**PROBLEMS**
**1.** Please summarize the fiber internet text in two sentences.
**2.** Restate the part of the fiber internet text that starts with "Plus, fiber internet" and ends with "in the lines.", swapping "dedicated lines" for "private lines".

For most people, cable internet will be a better fit than DSL because it can handle things like working or schooling from home, gaming, and telehealth appointments. But there’s something even better available.
Enter: fiber internet, the (current) gold standard in speed and security. It uses fiber-optic cables (really thin strands of glass) to send data faster than standard copper cable. In fact, fiber internet sends data as light signals — so you have full permission to say your internet is as fast as the speed of light.
Plus, fiber internet uses dedicated lines, which mean you benefit from more consistent (and higher) speeds, even if all of your neighbors are online at the same time, too. It also has symmetrical download and upload speeds and is less likely to go down during a power outage because there’s no electricity involved in the lines.
If fiber internet is great for streaming, gaming, schooling, and more — and offers the fastest speeds on the market — are there any negatives? Fiber isn’t available everywhere — yet. That is changing as internet providers expand their options and coverage with the passing of the broadband internet infrastructure bill. If your household has fiber as an internet option, that will always be our recommendation for the highest speeds and best experience.
And since the average American spends about 12 hours a day looking at some type of screen, think how much time having a faster internet connection could save you. That’s a win-win.
If you live in a more densely-populated area where fiber internet is available, that’s most likely the right connection for your household. But if screen time isn’t a big part of your life or logging on is something you do occasionally, you also have options like cable or DSL internet.

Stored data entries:
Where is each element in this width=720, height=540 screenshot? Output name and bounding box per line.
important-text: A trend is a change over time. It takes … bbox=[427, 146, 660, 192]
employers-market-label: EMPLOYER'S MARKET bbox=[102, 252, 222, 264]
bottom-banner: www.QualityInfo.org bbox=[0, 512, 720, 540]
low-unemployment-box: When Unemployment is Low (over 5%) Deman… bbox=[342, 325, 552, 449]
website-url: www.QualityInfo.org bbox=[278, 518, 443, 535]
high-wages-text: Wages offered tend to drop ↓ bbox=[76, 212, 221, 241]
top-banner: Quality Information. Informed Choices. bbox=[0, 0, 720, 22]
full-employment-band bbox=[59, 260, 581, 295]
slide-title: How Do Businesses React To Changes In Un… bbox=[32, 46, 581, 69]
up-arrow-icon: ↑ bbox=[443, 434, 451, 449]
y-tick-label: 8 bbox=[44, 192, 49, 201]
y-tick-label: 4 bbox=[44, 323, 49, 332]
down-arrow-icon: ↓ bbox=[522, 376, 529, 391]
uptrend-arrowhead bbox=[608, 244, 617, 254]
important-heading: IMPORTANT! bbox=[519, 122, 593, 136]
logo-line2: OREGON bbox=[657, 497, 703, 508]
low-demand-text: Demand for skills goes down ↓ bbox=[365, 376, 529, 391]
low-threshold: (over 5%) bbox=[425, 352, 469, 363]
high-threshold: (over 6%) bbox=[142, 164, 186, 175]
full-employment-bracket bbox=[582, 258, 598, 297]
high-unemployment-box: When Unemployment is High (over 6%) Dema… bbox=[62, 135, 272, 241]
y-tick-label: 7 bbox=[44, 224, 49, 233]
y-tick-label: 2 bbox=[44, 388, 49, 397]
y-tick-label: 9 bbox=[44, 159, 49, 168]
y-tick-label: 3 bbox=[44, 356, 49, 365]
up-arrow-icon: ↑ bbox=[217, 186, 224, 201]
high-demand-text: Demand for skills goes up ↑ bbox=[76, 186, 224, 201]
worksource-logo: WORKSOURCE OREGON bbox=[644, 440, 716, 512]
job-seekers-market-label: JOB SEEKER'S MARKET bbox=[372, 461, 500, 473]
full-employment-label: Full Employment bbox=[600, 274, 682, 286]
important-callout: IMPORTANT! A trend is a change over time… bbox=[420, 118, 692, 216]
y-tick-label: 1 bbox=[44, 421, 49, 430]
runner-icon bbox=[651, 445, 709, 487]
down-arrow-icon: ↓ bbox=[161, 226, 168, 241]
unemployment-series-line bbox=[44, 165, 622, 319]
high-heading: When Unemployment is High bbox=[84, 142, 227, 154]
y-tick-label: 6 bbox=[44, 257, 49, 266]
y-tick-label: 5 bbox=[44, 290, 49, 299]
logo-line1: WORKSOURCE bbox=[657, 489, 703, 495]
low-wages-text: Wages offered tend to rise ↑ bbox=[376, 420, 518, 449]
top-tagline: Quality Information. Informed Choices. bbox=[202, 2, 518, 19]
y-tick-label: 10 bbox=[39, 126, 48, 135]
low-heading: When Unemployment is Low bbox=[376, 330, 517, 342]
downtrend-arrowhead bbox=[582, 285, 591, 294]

**TASK-BY-TASK RESULTS**
**1.** Fiber internet sends data as light signals through thin glass strands and is called the current gold standard in speed and security, with dedicated lines that give consistent, symmetrical speeds and make it less likely to go down in a power outage. Its main drawback is that it isn't available everywhere yet, but where a household can get it, it is recommended for the highest speeds and best experience, while cable or DSL remain options for people who go online only occasionally.

**2.**
Plus, fiber internet uses private lines, which mean you benefit from more consistent (and higher) speeds, even if all of your neighbors are online at the same time, too. It also has symmetrical download and upload speeds and is less likely to go down during a power outage because there’s no electricity involved in the lines.